DO THIS: Set down the data below without any changes, from the line containing "slice-label-eccellente-name: Eccellente xyxy=(488,110,576,131)" through the line containing "slice-label-buono-name: Buono xyxy=(573,432,628,453)", including both of those lines.

EXTRACTED RECORDS:
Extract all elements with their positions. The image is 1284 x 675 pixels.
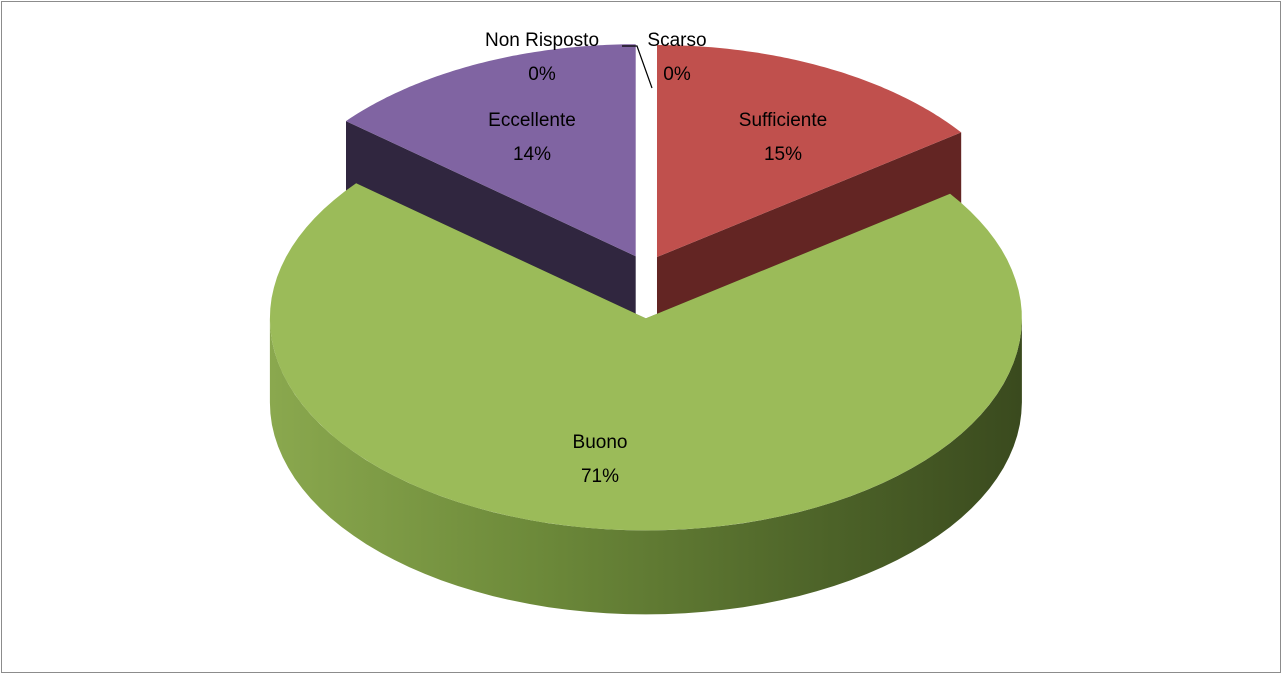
slice-label-eccellente-name: Eccellente xyxy=(488,110,576,131)
pie-side-buono xyxy=(269,318,1022,615)
slice-label-scarso-name: Scarso xyxy=(647,30,706,51)
pie-slice-eccellente xyxy=(346,44,636,257)
slice-label-non-risposto-value: 0% xyxy=(528,64,556,85)
slice-label-sufficiente-name: Sufficiente xyxy=(739,110,827,131)
slice-label-buono-name: Buono xyxy=(573,432,628,453)
leader-line xyxy=(622,45,653,89)
slice-label-eccellente-value: 14% xyxy=(513,144,551,165)
pie-slice-sufficiente xyxy=(656,45,962,258)
slice-label-sufficiente-value: 15% xyxy=(764,144,802,165)
slice-label-buono-value: 71% xyxy=(581,466,619,487)
slice-label-non-risposto-name: Non Risposto xyxy=(485,30,599,51)
slice-label-scarso-value: 0% xyxy=(663,64,691,85)
pie-slice-buono xyxy=(269,183,1022,531)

PROBLEM SOLUTION:
slice-label-eccellente-name: Eccellente xyxy=(488,110,576,131)
pie-side-buono xyxy=(269,318,1022,615)
slice-label-scarso-name: Scarso xyxy=(647,30,706,51)
pie-slice-eccellente xyxy=(346,44,636,257)
slice-label-non-risposto-value: 0% xyxy=(528,64,556,85)
slice-label-sufficiente-name: Sufficiente xyxy=(739,110,827,131)
slice-label-buono-name: Buono xyxy=(573,432,628,453)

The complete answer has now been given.